Requirements
Repeat the listing below in full, exactly as it stands.

━━ Materials provided

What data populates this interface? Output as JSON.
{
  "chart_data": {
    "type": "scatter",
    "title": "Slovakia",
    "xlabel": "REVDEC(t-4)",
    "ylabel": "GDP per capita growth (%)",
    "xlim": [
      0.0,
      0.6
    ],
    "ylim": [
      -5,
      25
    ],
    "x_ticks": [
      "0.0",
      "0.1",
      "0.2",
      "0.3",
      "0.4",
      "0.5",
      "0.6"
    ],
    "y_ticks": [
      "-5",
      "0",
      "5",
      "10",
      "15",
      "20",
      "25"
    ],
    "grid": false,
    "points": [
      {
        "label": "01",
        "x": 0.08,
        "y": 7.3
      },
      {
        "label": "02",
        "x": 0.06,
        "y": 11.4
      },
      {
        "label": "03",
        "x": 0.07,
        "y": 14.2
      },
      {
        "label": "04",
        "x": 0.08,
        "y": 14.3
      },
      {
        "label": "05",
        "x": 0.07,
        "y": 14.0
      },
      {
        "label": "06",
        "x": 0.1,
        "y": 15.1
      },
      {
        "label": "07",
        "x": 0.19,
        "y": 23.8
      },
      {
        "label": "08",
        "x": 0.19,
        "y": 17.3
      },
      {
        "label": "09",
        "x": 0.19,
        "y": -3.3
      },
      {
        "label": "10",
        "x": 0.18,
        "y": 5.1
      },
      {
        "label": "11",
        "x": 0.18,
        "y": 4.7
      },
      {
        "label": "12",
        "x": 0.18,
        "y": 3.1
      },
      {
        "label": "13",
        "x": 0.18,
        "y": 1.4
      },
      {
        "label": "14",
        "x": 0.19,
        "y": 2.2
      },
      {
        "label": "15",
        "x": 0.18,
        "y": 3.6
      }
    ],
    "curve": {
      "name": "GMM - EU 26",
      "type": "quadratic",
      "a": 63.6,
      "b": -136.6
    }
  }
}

━━━━

Exercise solution
What data populates this interface? Output as JSON.
{
  "chart_data": {
    "type": "scatter",
    "title": "Slovakia",
    "xlabel": "REVDEC(t-4)",
    "ylabel": "GDP per capita growth (%)",
    "xlim": [
      0.0,
      0.6
    ],
    "ylim": [
      -5,
      25
    ],
    "x_ticks": [
      "0.0",
      "0.1",
      "0.2",
      "0.3",
      "0.4",
      "0.5",
      "0.6"
    ],
    "y_ticks": [
      "-5",
      "0",
      "5",
      "10",
      "15",
      "20",
      "25"
    ],
    "grid": false,
    "points": [
      {
        "label": "01",
        "x": 0.08,
        "y": 7.3
      },
      {
        "label": "02",
        "x": 0.06,
        "y": 11.4
      },
      {
        "label": "03",
        "x": 0.07,
        "y": 14.2
      },
      {
        "label": "04",
        "x": 0.08,
        "y": 14.3
      },
      {
        "label": "05",
        "x": 0.07,
        "y": 14.0
      },
      {
        "label": "06",
        "x": 0.1,
        "y": 15.1
      },
      {
        "label": "07",
        "x": 0.19,
        "y": 23.8
      },
      {
        "label": "08",
        "x": 0.19,
        "y": 17.3
      },
      {
        "label": "09",
        "x": 0.19,
        "y": -3.3
      },
      {
        "label": "10",
        "x": 0.18,
        "y": 5.1
      },
      {
        "label": "11",
        "x": 0.18,
        "y": 4.7
      },
      {
        "label": "12",
        "x": 0.18,
        "y": 3.1
      },
      {
        "label": "13",
        "x": 0.18,
        "y": 1.4
      },
      {
        "label": "14",
        "x": 0.19,
        "y": 2.2
      },
      {
        "label": "15",
        "x": 0.18,
        "y": 3.6
      }
    ],
    "curve": {
      "name": "GMM - EU 26",
      "type": "quadratic",
      "a": 63.6,
      "b": -136.6
    }
  }
}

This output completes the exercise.